* _WHAT TO PRODUCE_:
The records are to be restated in their entirety, word for word.

[Items from a figure collection]
○ ○ ○ ○ ○ ○ ○
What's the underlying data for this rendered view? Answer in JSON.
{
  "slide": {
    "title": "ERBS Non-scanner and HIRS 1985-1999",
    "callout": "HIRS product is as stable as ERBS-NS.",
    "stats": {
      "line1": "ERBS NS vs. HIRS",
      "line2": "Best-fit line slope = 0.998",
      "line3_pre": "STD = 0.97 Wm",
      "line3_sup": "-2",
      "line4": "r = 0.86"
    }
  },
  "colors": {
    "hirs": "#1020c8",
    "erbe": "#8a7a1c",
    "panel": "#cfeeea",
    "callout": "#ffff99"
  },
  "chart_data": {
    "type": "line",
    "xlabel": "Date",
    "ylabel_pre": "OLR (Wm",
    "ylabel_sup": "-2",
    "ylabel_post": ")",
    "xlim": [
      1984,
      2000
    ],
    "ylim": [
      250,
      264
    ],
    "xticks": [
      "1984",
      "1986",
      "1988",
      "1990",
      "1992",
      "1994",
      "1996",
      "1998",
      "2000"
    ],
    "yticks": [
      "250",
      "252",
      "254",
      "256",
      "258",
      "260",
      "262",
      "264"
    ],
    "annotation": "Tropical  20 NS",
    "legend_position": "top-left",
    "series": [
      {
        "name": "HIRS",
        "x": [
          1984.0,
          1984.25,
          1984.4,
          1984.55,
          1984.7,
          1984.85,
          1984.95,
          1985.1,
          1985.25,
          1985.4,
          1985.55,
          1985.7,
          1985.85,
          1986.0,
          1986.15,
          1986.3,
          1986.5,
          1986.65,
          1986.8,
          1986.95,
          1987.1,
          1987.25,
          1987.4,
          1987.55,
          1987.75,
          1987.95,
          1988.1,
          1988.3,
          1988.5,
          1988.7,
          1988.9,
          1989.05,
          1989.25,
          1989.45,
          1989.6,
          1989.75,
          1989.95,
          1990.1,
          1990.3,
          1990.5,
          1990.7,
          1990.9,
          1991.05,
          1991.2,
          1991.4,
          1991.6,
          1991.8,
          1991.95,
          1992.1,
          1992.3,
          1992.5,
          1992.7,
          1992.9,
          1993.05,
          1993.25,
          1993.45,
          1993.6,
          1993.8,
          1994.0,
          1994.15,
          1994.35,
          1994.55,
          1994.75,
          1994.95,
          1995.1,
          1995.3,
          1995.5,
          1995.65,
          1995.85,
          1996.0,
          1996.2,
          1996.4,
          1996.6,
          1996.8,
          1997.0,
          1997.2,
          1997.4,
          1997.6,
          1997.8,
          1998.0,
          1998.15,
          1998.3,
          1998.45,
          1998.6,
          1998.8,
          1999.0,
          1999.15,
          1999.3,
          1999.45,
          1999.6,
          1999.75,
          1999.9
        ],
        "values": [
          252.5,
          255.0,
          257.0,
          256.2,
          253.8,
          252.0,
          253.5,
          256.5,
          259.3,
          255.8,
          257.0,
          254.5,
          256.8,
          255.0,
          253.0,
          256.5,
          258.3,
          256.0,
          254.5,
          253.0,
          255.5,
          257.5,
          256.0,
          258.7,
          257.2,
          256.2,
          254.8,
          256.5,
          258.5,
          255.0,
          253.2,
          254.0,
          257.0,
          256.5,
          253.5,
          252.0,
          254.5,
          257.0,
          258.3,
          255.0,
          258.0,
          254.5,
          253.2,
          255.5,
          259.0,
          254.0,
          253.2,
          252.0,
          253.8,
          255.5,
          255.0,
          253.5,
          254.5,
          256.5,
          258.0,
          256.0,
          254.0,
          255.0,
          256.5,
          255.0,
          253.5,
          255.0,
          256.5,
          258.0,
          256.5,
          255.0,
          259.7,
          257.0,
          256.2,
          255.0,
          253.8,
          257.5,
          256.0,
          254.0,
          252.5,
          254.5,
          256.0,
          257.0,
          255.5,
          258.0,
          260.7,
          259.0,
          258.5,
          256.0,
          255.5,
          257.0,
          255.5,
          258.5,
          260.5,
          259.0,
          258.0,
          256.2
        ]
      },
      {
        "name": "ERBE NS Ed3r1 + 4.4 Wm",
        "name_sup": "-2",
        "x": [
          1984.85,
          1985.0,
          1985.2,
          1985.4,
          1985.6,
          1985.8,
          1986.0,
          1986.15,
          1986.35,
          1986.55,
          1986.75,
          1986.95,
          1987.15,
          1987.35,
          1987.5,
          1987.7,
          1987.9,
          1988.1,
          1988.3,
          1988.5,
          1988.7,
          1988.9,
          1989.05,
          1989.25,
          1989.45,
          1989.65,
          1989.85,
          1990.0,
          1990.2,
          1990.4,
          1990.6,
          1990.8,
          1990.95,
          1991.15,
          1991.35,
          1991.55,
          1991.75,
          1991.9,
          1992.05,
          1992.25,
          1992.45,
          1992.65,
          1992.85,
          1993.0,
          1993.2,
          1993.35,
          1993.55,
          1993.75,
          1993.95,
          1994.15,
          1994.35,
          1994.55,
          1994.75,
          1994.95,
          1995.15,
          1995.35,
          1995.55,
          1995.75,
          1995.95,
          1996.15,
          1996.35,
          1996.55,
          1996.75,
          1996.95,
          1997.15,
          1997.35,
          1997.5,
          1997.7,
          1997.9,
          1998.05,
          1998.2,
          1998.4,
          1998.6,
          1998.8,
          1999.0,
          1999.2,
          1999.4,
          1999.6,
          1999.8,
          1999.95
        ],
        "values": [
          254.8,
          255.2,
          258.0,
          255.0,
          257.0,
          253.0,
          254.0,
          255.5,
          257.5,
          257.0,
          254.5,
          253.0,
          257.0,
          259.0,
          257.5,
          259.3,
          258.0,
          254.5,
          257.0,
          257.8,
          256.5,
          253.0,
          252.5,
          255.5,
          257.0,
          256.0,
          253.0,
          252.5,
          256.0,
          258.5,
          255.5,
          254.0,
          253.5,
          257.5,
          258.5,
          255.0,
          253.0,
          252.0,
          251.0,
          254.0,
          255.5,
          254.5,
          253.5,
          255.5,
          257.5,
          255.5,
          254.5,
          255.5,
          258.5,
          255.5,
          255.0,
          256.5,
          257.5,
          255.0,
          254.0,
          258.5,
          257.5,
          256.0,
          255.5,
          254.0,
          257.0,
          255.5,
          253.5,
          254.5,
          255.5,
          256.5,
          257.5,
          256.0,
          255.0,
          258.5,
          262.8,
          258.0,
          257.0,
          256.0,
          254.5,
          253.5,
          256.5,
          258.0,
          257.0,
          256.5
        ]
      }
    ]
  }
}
○ ○ ○ ○ ○ ○ ○
* _OUTPUT OF THE TASK_:
What's the underlying data for this rendered view? Answer in JSON.
{
  "slide": {
    "title": "ERBS Non-scanner and HIRS 1985-1999",
    "callout": "HIRS product is as stable as ERBS-NS.",
    "stats": {
      "line1": "ERBS NS vs. HIRS",
      "line2": "Best-fit line slope = 0.998",
      "line3_pre": "STD = 0.97 Wm",
      "line3_sup": "-2",
      "line4": "r = 0.86"
    }
  },
  "colors": {
    "hirs": "#1020c8",
    "erbe": "#8a7a1c",
    "panel": "#cfeeea",
    "callout": "#ffff99"
  },
  "chart_data": {
    "type": "line",
    "xlabel": "Date",
    "ylabel_pre": "OLR (Wm",
    "ylabel_sup": "-2",
    "ylabel_post": ")",
    "xlim": [
      1984,
      2000
    ],
    "ylim": [
      250,
      264
    ],
    "xticks": [
      "1984",
      "1986",
      "1988",
      "1990",
      "1992",
      "1994",
      "1996",
      "1998",
      "2000"
    ],
    "yticks": [
      "250",
      "252",
      "254",
      "256",
      "258",
      "260",
      "262",
      "264"
    ],
    "annotation": "Tropical  20 NS",
    "legend_position": "top-left",
    "series": [
      {
        "name": "HIRS",
        "x": [
          1984.0,
          1984.25,
          1984.4,
          1984.55,
          1984.7,
          1984.85,
          1984.95,
          1985.1,
          1985.25,
          1985.4,
          1985.55,
          1985.7,
          1985.85,
          1986.0,
          1986.15,
          1986.3,
          1986.5,
          1986.65,
          1986.8,
          1986.95,
          1987.1,
          1987.25,
          1987.4,
          1987.55,
          1987.75,
          1987.95,
          1988.1,
          1988.3,
          1988.5,
          1988.7,
          1988.9,
          1989.05,
          1989.25,
          1989.45,
          1989.6,
          1989.75,
          1989.95,
          1990.1,
          1990.3,
          1990.5,
          1990.7,
          1990.9,
          1991.05,
          1991.2,
          1991.4,
          1991.6,
          1991.8,
          1991.95,
          1992.1,
          1992.3,
          1992.5,
          1992.7,
          1992.9,
          1993.05,
          1993.25,
          1993.45,
          1993.6,
          1993.8,
          1994.0,
          1994.15,
          1994.35,
          1994.55,
          1994.75,
          1994.95,
          1995.1,
          1995.3,
          1995.5,
          1995.65,
          1995.85,
          1996.0,
          1996.2,
          1996.4,
          1996.6,
          1996.8,
          1997.0,
          1997.2,
          1997.4,
          1997.6,
          1997.8,
          1998.0,
          1998.15,
          1998.3,
          1998.45,
          1998.6,
          1998.8,
          1999.0,
          1999.15,
          1999.3,
          1999.45,
          1999.6,
          1999.75,
          1999.9
        ],
        "values": [
          252.5,
          255.0,
          257.0,
          256.2,
          253.8,
          252.0,
          253.5,
          256.5,
          259.3,
          255.8,
          257.0,
          254.5,
          256.8,
          255.0,
          253.0,
          256.5,
          258.3,
          256.0,
          254.5,
          253.0,
          255.5,
          257.5,
          256.0,
          258.7,
          257.2,
          256.2,
          254.8,
          256.5,
          258.5,
          255.0,
          253.2,
          254.0,
          257.0,
          256.5,
          253.5,
          252.0,
          254.5,
          257.0,
          258.3,
          255.0,
          258.0,
          254.5,
          253.2,
          255.5,
          259.0,
          254.0,
          253.2,
          252.0,
          253.8,
          255.5,
          255.0,
          253.5,
          254.5,
          256.5,
          258.0,
          256.0,
          254.0,
          255.0,
          256.5,
          255.0,
          253.5,
          255.0,
          256.5,
          258.0,
          256.5,
          255.0,
          259.7,
          257.0,
          256.2,
          255.0,
          253.8,
          257.5,
          256.0,
          254.0,
          252.5,
          254.5,
          256.0,
          257.0,
          255.5,
          258.0,
          260.7,
          259.0,
          258.5,
          256.0,
          255.5,
          257.0,
          255.5,
          258.5,
          260.5,
          259.0,
          258.0,
          256.2
        ]
      },
      {
        "name": "ERBE NS Ed3r1 + 4.4 Wm",
        "name_sup": "-2",
        "x": [
          1984.85,
          1985.0,
          1985.2,
          1985.4,
          1985.6,
          1985.8,
          1986.0,
          1986.15,
          1986.35,
          1986.55,
          1986.75,
          1986.95,
          1987.15,
          1987.35,
          1987.5,
          1987.7,
          1987.9,
          1988.1,
          1988.3,
          1988.5,
          1988.7,
          1988.9,
          1989.05,
          1989.25,
          1989.45,
          1989.65,
          1989.85,
          1990.0,
          1990.2,
          1990.4,
          1990.6,
          1990.8,
          1990.95,
          1991.15,
          1991.35,
          1991.55,
          1991.75,
          1991.9,
          1992.05,
          1992.25,
          1992.45,
          1992.65,
          1992.85,
          1993.0,
          1993.2,
          1993.35,
          1993.55,
          1993.75,
          1993.95,
          1994.15,
          1994.35,
          1994.55,
          1994.75,
          1994.95,
          1995.15,
          1995.35,
          1995.55,
          1995.75,
          1995.95,
          1996.15,
          1996.35,
          1996.55,
          1996.75,
          1996.95,
          1997.15,
          1997.35,
          1997.5,
          1997.7,
          1997.9,
          1998.05,
          1998.2,
          1998.4,
          1998.6,
          1998.8,
          1999.0,
          1999.2,
          1999.4,
          1999.6,
          1999.8,
          1999.95
        ],
        "values": [
          254.8,
          255.2,
          258.0,
          255.0,
          257.0,
          253.0,
          254.0,
          255.5,
          257.5,
          257.0,
          254.5,
          253.0,
          257.0,
          259.0,
          257.5,
          259.3,
          258.0,
          254.5,
          257.0,
          257.8,
          256.5,
          253.0,
          252.5,
          255.5,
          257.0,
          256.0,
          253.0,
          252.5,
          256.0,
          258.5,
          255.5,
          254.0,
          253.5,
          257.5,
          258.5,
          255.0,
          253.0,
          252.0,
          251.0,
          254.0,
          255.5,
          254.5,
          253.5,
          255.5,
          257.5,
          255.5,
          254.5,
          255.5,
          258.5,
          255.5,
          255.0,
          256.5,
          257.5,
          255.0,
          254.0,
          258.5,
          257.5,
          256.0,
          255.5,
          254.0,
          257.0,
          255.5,
          253.5,
          254.5,
          255.5,
          256.5,
          257.5,
          256.0,
          255.0,
          258.5,
          262.8,
          258.0,
          257.0,
          256.0,
          254.5,
          253.5,
          256.5,
          258.0,
          257.0,
          256.5
        ]
      }
    ]
  }
}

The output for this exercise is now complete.